> [EXERCISE GOAL]:
Find every line in the records that holds the string "Julkinen". Copy each one.

> [TASK INPUTS]:
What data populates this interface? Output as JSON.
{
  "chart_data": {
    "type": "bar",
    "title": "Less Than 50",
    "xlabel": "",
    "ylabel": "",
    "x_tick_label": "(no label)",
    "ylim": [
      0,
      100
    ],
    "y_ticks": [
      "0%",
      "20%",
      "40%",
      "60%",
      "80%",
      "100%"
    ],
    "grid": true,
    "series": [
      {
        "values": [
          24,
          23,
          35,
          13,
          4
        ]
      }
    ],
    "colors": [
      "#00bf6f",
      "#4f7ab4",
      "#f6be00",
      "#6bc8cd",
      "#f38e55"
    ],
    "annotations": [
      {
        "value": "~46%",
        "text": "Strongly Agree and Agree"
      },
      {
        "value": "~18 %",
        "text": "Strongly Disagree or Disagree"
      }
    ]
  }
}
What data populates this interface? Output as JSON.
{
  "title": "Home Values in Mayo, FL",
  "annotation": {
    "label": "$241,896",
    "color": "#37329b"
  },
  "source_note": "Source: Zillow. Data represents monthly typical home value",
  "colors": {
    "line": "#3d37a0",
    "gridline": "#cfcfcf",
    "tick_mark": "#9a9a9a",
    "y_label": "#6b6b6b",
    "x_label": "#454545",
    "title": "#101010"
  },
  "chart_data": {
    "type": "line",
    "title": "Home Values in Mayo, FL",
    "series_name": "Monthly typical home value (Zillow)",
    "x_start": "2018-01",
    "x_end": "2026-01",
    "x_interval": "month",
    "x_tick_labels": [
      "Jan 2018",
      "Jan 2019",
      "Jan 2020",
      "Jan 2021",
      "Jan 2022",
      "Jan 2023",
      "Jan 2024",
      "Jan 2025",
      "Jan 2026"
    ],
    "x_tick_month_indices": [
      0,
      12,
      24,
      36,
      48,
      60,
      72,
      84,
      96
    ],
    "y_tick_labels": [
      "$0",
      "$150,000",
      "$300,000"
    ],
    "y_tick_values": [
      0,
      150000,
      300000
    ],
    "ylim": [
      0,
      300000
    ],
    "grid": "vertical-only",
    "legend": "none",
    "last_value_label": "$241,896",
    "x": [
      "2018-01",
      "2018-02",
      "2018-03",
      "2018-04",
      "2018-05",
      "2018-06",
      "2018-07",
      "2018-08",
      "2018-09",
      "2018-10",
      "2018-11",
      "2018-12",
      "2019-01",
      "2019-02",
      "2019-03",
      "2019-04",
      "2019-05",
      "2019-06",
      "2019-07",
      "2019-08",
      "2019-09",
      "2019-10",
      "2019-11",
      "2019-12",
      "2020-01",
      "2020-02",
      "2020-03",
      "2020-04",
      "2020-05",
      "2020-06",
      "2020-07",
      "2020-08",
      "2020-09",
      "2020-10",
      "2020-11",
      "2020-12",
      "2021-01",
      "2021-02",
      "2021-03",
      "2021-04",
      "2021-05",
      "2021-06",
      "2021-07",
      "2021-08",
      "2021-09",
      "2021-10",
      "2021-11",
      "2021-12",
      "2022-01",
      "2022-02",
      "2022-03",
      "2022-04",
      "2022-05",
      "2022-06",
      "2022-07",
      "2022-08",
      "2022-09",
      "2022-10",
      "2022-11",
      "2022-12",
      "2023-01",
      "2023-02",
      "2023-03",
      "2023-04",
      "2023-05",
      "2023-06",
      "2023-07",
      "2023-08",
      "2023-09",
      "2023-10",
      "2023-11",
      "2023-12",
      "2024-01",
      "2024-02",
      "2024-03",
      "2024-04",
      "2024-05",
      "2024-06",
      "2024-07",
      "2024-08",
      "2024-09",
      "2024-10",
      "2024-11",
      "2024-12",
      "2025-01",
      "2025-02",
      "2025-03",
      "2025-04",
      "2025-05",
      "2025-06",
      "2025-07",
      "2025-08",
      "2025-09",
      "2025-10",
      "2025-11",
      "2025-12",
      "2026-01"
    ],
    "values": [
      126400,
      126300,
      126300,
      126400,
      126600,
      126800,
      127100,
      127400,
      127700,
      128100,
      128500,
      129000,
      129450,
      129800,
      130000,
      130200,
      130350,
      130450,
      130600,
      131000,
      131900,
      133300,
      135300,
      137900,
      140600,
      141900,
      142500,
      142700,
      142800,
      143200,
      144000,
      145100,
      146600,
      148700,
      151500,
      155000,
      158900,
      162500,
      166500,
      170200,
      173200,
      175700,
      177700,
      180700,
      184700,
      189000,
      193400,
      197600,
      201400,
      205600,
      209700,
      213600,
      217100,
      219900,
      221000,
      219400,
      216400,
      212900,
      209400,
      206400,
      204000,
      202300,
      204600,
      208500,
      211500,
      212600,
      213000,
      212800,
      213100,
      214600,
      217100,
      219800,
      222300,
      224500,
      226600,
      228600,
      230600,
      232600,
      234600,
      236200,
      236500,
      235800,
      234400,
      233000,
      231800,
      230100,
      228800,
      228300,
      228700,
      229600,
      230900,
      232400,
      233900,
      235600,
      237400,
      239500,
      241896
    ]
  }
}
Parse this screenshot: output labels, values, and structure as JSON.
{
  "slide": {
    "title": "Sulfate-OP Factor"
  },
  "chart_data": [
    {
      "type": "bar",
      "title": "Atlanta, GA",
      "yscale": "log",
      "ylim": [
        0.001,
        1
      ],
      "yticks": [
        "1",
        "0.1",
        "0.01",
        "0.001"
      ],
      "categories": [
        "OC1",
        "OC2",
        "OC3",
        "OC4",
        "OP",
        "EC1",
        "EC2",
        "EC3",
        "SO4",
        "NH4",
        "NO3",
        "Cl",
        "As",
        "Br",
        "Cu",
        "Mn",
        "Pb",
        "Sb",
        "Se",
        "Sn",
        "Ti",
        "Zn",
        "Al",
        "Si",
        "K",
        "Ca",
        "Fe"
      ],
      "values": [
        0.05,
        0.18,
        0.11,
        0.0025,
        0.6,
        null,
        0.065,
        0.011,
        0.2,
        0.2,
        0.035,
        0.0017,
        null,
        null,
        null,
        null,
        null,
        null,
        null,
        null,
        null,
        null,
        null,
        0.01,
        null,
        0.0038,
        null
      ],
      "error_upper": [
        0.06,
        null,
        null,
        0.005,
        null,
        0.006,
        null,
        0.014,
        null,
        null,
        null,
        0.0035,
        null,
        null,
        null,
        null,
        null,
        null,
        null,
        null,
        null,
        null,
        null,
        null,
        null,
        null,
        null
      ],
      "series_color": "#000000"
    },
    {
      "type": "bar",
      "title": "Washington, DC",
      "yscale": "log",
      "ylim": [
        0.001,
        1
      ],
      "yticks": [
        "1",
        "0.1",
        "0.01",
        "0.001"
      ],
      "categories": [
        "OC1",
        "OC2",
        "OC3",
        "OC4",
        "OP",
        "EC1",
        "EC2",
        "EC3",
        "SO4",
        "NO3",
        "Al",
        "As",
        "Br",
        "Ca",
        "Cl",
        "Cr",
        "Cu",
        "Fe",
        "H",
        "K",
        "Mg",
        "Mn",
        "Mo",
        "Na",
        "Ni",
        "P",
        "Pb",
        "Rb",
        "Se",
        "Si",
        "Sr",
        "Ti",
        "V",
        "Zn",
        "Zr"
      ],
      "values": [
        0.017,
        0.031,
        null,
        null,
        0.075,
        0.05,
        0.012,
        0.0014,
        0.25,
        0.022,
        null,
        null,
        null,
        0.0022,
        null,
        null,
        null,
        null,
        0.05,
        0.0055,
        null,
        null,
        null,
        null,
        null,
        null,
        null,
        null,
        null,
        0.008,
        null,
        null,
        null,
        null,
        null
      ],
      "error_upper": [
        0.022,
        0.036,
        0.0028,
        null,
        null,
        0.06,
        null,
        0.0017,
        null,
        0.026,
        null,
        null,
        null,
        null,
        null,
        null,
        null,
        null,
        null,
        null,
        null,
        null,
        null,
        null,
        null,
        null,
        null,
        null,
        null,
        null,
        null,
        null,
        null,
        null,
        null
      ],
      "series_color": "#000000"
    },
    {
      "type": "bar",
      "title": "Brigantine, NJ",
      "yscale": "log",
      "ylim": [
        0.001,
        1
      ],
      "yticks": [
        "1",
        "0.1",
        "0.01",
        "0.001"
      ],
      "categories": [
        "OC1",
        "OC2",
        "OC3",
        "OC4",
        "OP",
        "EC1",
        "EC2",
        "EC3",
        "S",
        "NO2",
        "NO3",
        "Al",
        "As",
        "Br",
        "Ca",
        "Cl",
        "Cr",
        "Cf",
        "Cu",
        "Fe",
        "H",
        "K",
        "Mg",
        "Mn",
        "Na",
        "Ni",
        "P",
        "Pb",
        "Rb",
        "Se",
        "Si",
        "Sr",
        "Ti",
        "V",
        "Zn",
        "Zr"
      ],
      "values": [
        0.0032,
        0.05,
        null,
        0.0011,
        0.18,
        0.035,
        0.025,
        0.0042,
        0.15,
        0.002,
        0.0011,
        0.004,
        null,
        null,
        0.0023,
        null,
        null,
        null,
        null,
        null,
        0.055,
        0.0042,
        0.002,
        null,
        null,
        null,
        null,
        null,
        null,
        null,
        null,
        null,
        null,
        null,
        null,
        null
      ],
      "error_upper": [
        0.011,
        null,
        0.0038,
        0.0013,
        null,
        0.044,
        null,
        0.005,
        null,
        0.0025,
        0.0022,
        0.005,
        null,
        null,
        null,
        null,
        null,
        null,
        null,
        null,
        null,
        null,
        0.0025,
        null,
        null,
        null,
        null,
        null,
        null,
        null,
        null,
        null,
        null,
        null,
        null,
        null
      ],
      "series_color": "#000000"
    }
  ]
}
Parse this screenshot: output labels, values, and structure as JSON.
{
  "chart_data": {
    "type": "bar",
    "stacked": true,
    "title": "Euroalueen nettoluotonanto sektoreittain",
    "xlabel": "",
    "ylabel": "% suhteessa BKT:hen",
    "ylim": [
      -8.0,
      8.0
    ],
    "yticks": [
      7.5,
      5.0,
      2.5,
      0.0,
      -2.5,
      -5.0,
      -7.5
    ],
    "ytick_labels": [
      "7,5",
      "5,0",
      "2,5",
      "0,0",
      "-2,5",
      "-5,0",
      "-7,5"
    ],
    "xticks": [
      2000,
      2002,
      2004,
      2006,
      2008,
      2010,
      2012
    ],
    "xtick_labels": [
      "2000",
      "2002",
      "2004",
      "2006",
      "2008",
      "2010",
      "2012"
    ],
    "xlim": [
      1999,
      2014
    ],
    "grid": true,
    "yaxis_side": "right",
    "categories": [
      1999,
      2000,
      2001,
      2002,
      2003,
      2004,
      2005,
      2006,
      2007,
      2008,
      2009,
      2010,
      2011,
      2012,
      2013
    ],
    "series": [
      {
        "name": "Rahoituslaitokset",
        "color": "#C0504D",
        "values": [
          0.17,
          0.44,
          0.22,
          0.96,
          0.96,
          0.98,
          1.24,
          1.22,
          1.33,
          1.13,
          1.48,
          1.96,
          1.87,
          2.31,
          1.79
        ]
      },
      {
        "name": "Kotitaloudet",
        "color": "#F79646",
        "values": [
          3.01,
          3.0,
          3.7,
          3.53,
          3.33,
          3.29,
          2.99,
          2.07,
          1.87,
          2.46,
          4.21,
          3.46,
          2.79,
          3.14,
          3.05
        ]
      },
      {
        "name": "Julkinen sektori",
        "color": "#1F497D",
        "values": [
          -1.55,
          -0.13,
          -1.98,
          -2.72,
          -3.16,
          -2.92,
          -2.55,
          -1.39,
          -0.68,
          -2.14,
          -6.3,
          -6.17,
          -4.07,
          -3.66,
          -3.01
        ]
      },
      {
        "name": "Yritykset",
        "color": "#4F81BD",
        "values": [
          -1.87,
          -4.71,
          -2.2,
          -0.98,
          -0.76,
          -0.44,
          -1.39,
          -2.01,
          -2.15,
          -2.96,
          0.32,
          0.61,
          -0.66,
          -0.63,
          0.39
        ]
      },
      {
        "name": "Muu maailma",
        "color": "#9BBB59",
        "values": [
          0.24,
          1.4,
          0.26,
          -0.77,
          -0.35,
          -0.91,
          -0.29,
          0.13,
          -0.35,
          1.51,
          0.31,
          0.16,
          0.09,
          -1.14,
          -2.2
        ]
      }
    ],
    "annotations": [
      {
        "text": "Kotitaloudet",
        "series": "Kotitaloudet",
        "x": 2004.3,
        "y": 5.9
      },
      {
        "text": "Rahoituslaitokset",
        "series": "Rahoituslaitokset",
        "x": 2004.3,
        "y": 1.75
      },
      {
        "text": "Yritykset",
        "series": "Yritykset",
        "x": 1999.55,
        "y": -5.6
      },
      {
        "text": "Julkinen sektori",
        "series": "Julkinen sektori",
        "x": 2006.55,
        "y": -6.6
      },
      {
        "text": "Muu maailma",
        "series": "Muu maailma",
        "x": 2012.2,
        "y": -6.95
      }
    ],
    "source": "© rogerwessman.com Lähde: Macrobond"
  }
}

> [TASK RESPONSE]:
        "name": "Julkinen sektori",
        "text": "Julkinen sektori",
        "series": "Julkinen sektori",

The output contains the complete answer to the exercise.